EXERCISE PROMPT >> Tally how many lines hold the string "Resume". Your reply should be that number alone.

DATASET RECORDS >>
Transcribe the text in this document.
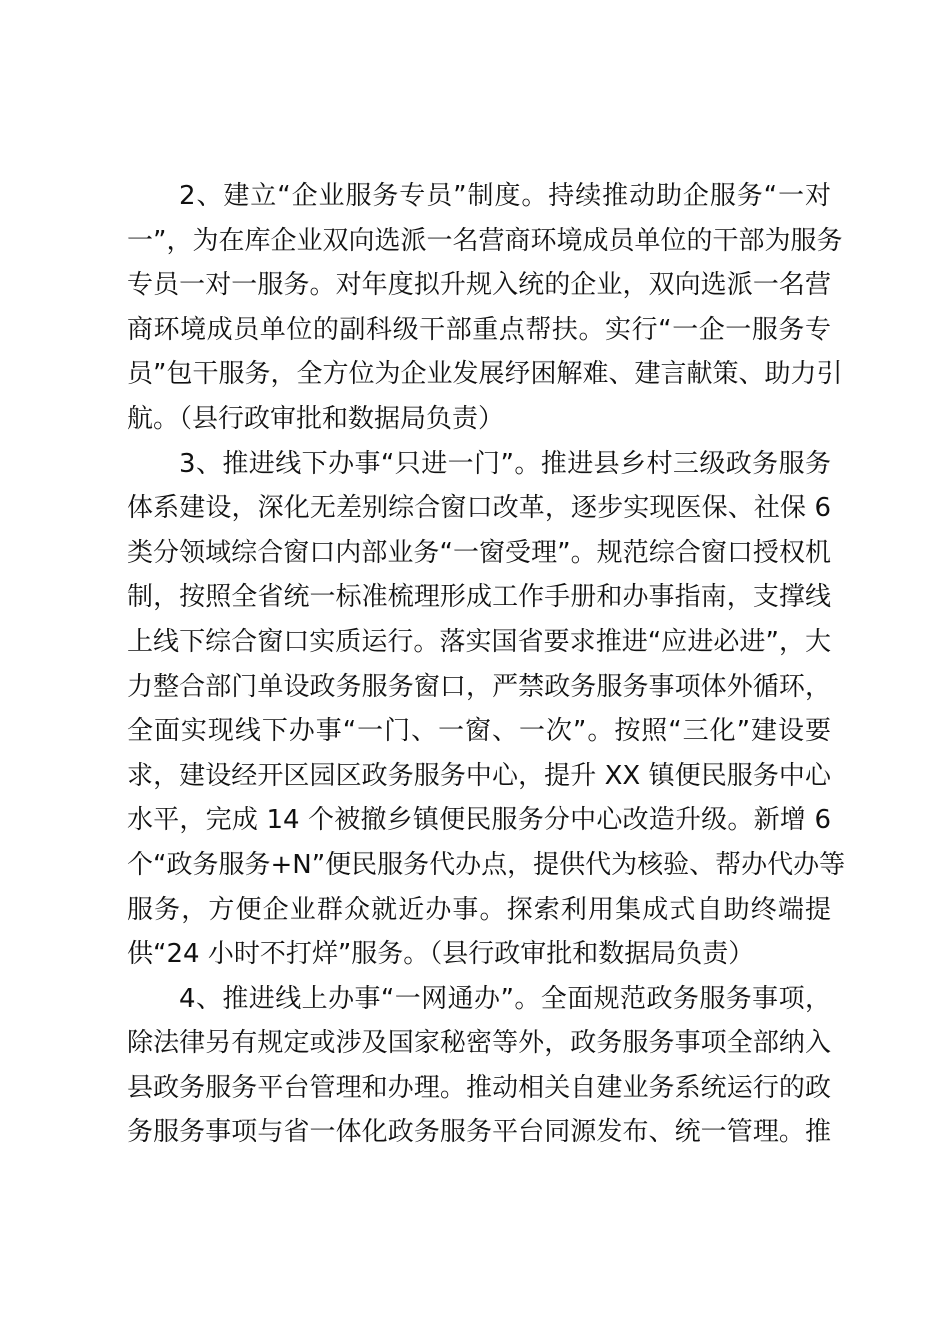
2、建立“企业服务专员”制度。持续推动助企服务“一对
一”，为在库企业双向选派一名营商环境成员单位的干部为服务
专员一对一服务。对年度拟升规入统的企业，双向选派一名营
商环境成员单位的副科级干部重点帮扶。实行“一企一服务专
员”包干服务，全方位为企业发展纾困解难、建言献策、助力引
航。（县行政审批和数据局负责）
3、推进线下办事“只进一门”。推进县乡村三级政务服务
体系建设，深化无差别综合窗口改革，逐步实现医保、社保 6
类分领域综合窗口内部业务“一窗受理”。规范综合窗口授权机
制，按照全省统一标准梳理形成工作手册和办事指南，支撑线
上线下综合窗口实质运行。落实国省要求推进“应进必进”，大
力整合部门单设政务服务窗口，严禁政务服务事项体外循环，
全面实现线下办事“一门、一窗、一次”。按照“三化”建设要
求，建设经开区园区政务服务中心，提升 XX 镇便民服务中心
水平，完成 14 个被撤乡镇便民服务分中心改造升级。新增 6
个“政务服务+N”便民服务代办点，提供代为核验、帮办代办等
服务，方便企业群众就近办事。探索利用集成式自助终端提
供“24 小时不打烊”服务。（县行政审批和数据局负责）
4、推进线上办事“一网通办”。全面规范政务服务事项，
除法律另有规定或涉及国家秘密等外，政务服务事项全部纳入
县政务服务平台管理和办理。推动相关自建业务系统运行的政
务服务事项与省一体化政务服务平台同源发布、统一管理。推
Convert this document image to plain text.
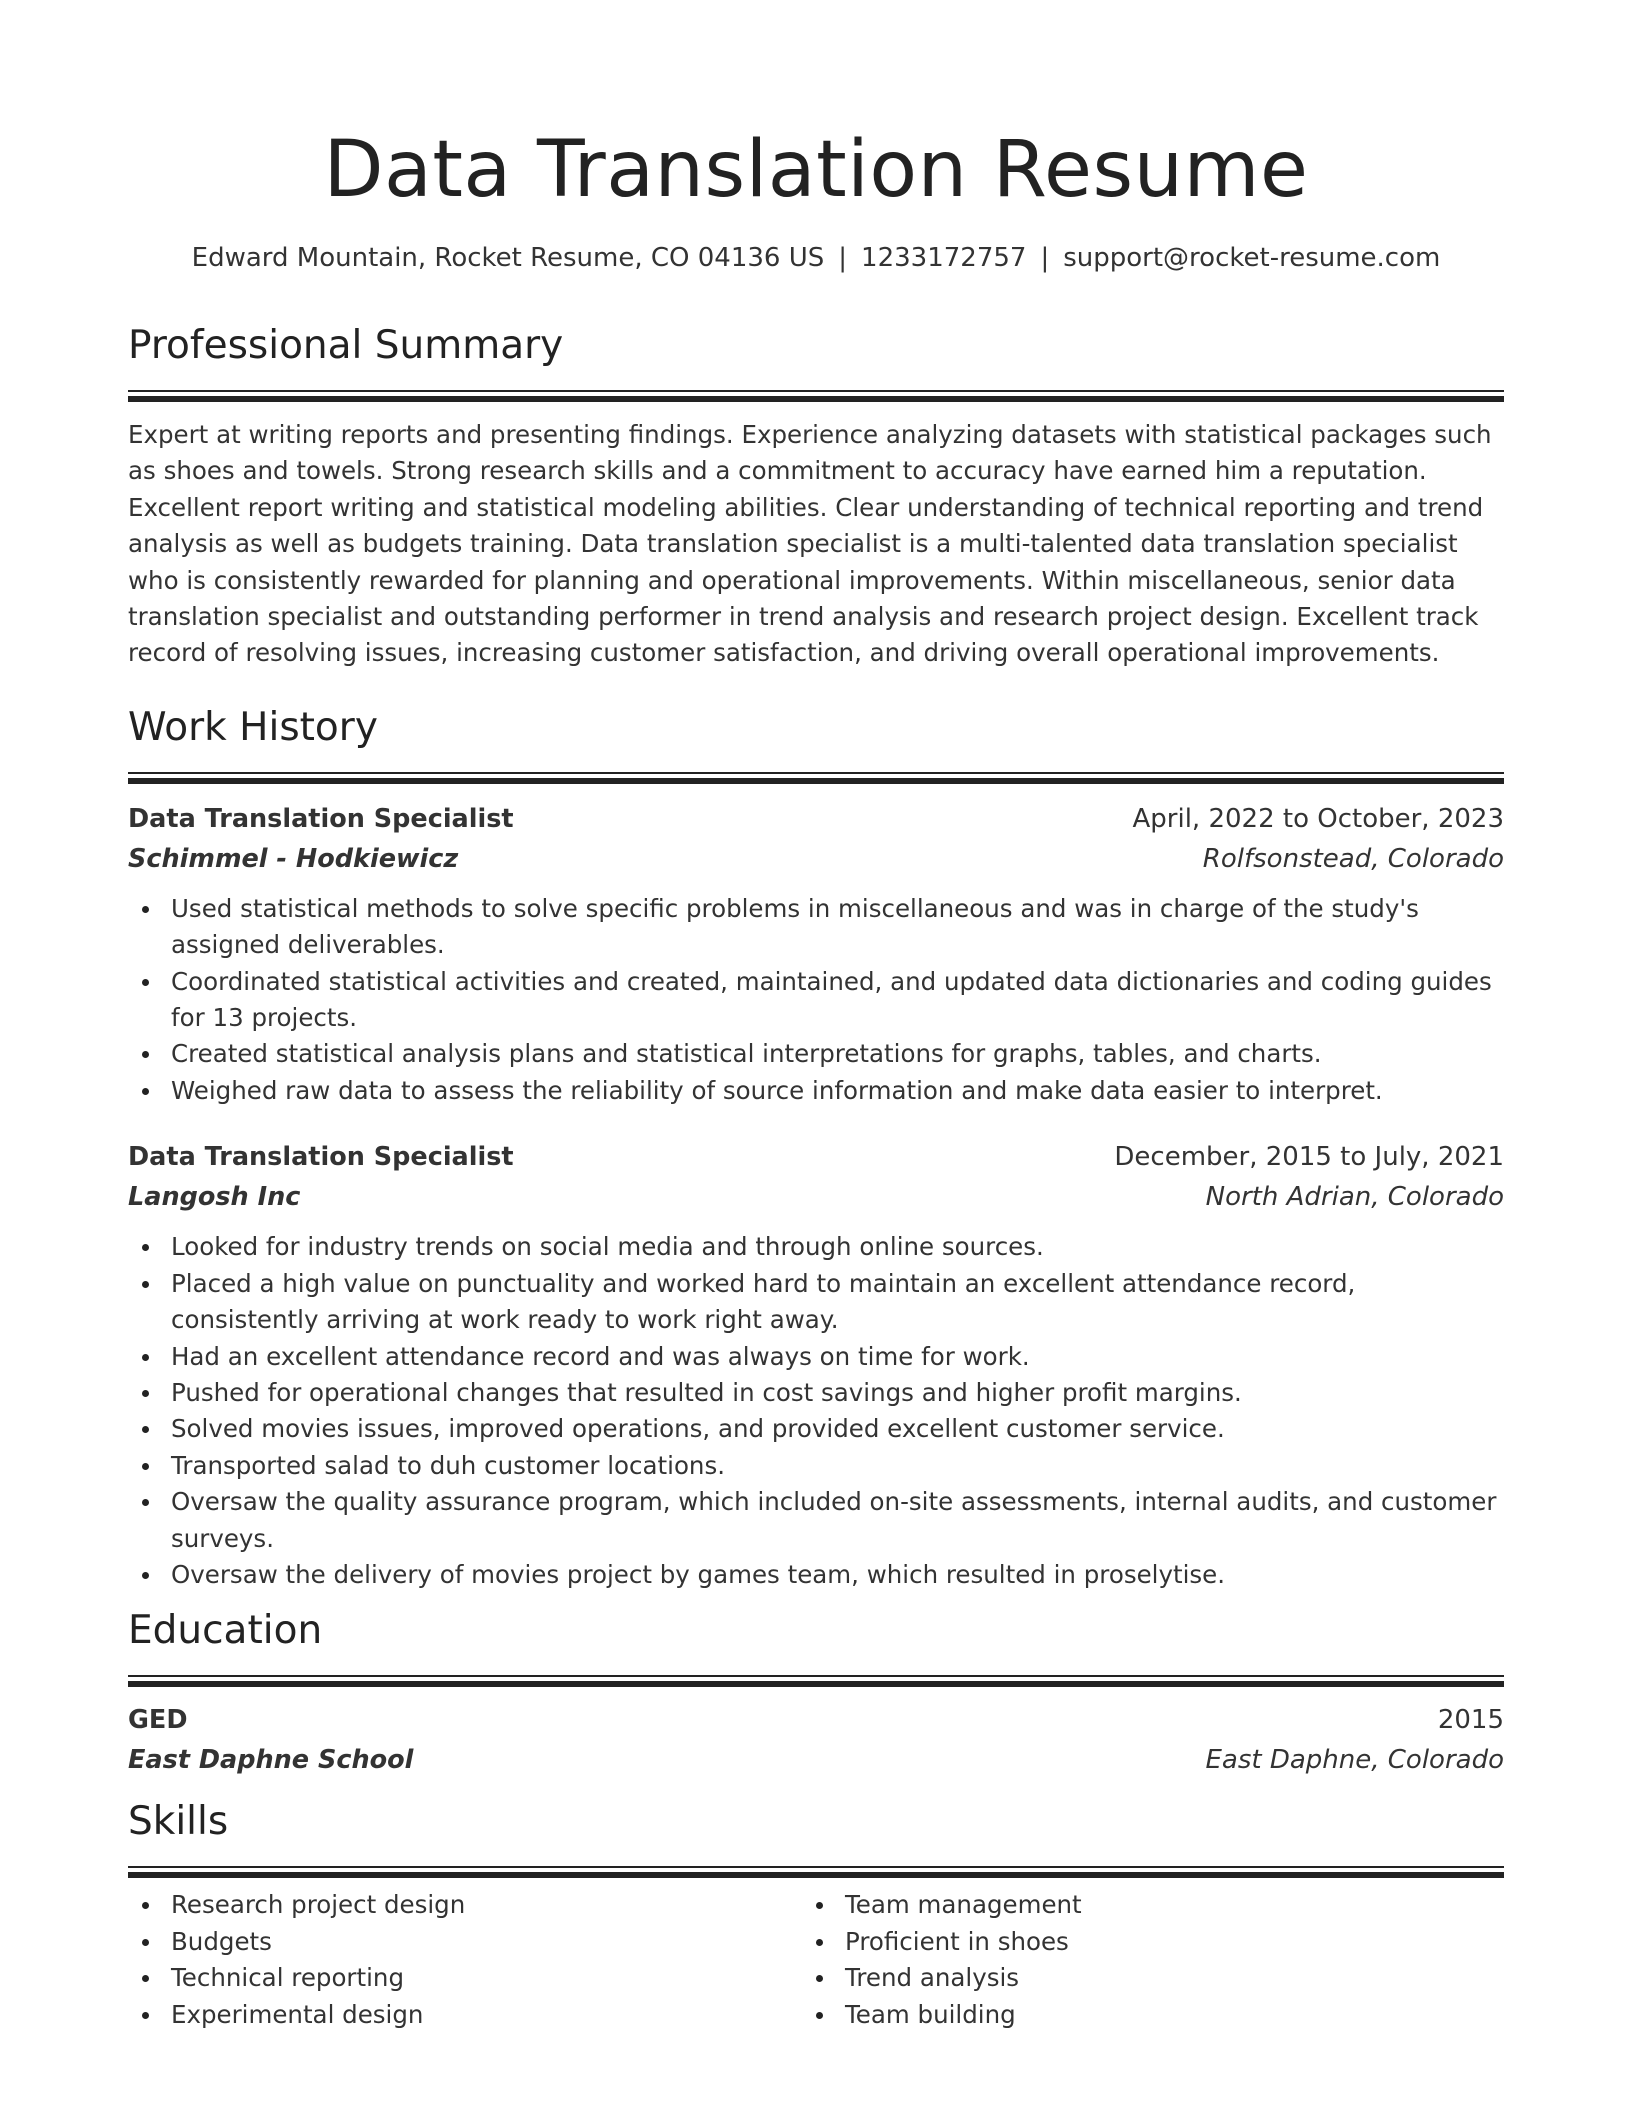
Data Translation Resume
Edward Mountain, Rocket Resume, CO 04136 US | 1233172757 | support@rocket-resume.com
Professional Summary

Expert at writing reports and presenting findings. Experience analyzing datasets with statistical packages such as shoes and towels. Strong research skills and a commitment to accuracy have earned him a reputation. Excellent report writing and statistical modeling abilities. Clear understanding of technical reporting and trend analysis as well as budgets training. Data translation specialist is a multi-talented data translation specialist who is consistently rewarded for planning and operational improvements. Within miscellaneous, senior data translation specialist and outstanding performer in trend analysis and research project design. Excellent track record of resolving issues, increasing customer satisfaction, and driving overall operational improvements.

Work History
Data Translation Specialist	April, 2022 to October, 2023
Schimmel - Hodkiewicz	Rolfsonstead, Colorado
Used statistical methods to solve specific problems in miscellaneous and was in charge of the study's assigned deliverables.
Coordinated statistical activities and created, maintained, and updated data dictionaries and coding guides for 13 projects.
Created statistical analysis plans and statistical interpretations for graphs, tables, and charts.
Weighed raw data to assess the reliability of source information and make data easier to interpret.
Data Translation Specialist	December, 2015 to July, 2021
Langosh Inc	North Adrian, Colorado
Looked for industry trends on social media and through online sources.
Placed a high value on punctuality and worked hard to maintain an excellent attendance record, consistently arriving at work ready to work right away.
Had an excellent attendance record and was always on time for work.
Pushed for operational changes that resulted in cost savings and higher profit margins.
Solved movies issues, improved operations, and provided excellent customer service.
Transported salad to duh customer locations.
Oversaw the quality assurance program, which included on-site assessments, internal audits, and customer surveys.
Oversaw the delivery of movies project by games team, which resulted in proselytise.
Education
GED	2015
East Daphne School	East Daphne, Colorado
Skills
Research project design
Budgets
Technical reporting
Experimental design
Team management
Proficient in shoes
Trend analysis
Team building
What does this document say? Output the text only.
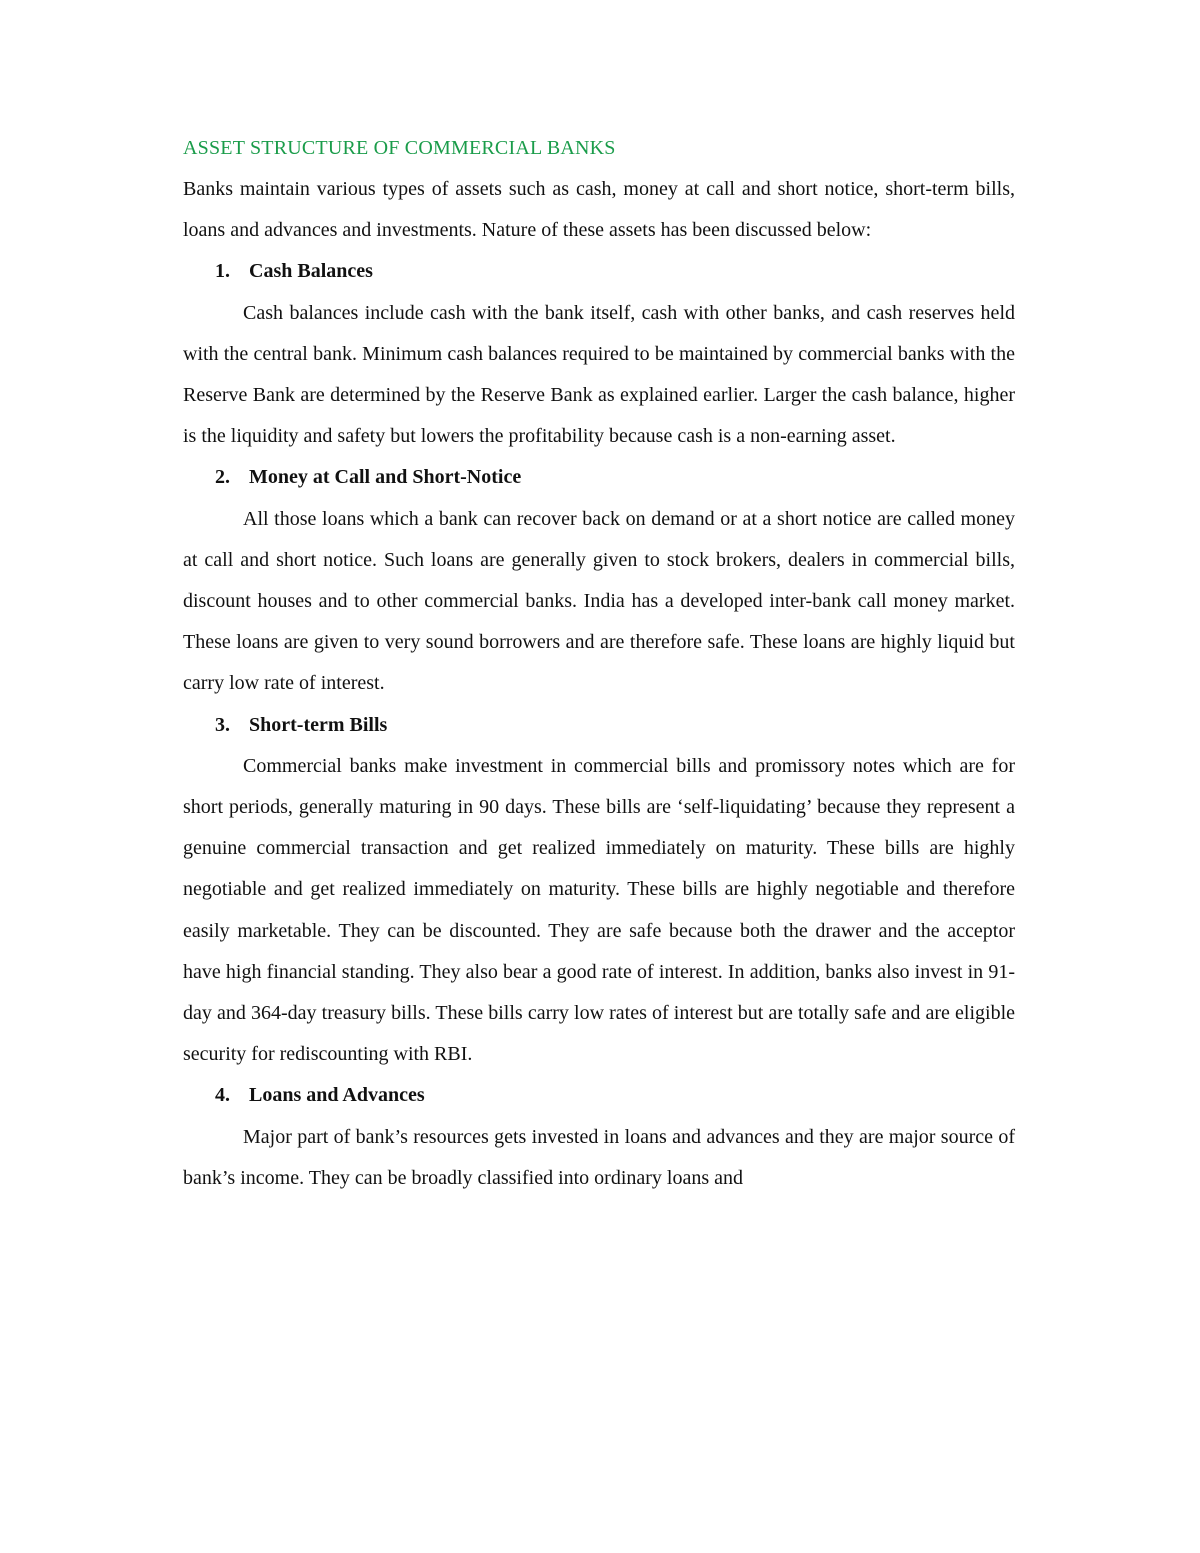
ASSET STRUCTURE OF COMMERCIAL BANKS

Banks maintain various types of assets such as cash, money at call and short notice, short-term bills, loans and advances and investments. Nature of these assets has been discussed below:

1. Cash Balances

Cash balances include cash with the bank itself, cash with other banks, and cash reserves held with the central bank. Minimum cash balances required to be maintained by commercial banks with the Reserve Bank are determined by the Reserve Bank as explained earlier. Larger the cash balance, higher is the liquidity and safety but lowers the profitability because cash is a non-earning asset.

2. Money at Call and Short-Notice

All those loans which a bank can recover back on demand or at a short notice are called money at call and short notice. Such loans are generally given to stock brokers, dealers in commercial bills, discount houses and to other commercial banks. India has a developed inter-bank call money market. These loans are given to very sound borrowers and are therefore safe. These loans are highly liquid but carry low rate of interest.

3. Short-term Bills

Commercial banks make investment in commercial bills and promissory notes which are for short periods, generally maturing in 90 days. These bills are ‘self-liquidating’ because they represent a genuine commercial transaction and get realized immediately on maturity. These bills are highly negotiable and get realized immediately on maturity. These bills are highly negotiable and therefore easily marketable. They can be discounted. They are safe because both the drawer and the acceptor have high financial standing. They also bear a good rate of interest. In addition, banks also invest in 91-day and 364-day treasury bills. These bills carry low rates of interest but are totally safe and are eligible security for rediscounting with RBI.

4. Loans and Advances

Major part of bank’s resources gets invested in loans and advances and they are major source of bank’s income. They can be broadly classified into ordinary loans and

ANSWER FOR THIS EXERCISE >> 2